Give the data below again, word for word.

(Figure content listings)

◆ ◆ ◆ ◆ ◆ ◆ ◆

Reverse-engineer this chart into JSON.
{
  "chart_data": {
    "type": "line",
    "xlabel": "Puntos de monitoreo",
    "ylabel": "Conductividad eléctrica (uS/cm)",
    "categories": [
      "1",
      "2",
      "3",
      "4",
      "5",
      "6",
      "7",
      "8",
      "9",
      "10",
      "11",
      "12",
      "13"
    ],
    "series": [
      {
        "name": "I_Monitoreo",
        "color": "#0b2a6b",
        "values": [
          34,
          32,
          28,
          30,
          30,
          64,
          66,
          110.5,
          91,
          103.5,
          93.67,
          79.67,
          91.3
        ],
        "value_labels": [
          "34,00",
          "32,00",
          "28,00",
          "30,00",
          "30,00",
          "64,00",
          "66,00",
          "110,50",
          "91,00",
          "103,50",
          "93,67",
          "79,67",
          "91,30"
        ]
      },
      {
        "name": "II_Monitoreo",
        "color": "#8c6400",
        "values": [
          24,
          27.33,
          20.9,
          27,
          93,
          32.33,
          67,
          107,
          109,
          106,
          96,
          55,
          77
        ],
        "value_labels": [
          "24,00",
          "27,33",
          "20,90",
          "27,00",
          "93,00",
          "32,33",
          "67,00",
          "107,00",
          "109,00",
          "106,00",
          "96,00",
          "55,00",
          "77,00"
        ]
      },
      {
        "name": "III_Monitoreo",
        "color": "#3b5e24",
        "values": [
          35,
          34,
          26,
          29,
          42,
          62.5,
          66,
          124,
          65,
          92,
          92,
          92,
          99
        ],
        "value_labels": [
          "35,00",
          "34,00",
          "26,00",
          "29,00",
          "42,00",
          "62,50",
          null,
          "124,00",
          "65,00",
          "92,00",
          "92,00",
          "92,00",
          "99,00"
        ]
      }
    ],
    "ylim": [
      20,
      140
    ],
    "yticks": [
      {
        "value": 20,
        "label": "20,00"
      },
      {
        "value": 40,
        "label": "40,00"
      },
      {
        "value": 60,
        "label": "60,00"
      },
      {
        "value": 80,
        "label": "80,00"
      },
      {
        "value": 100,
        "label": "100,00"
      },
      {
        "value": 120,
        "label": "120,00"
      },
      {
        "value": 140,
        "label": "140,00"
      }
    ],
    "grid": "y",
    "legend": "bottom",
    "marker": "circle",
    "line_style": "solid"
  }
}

◆ ◆ ◆ ◆ ◆ ◆ ◆

### Output for this task
Reverse-engineer this chart into JSON.
{
  "chart_data": {
    "type": "line",
    "xlabel": "Puntos de monitoreo",
    "ylabel": "Conductividad eléctrica (uS/cm)",
    "categories": [
      "1",
      "2",
      "3",
      "4",
      "5",
      "6",
      "7",
      "8",
      "9",
      "10",
      "11",
      "12",
      "13"
    ],
    "series": [
      {
        "name": "I_Monitoreo",
        "color": "#0b2a6b",
        "values": [
          34,
          32,
          28,
          30,
          30,
          64,
          66,
          110.5,
          91,
          103.5,
          93.67,
          79.67,
          91.3
        ],
        "value_labels": [
          "34,00",
          "32,00",
          "28,00",
          "30,00",
          "30,00",
          "64,00",
          "66,00",
          "110,50",
          "91,00",
          "103,50",
          "93,67",
          "79,67",
          "91,30"
        ]
      },
      {
        "name": "II_Monitoreo",
        "color": "#8c6400",
        "values": [
          24,
          27.33,
          20.9,
          27,
          93,
          32.33,
          67,
          107,
          109,
          106,
          96,
          55,
          77
        ],
        "value_labels": [
          "24,00",
          "27,33",
          "20,90",
          "27,00",
          "93,00",
          "32,33",
          "67,00",
          "107,00",
          "109,00",
          "106,00",
          "96,00",
          "55,00",
          "77,00"
        ]
      },
      {
        "name": "III_Monitoreo",
        "color": "#3b5e24",
        "values": [
          35,
          34,
          26,
          29,
          42,
          62.5,
          66,
          124,
          65,
          92,
          92,
          92,
          99
        ],
        "value_labels": [
          "35,00",
          "34,00",
          "26,00",
          "29,00",
          "42,00",
          "62,50",
          null,
          "124,00",
          "65,00",
          "92,00",
          "92,00",
          "92,00",
          "99,00"
        ]
      }
    ],
    "ylim": [
      20,
      140
    ],
    "yticks": [
      {
        "value": 20,
        "label": "20,00"
      },
      {
        "value": 40,
        "label": "40,00"
      },
      {
        "value": 60,
        "label": "60,00"
      },
      {
        "value": 80,
        "label": "80,00"
      },
      {
        "value": 100,
        "label": "100,00"
      },
      {
        "value": 120,
        "label": "120,00"
      },
      {
        "value": 140,
        "label": "140,00"
      }
    ],
    "grid": "y",
    "legend": "bottom",
    "marker": "circle",
    "line_style": "solid"
  }
}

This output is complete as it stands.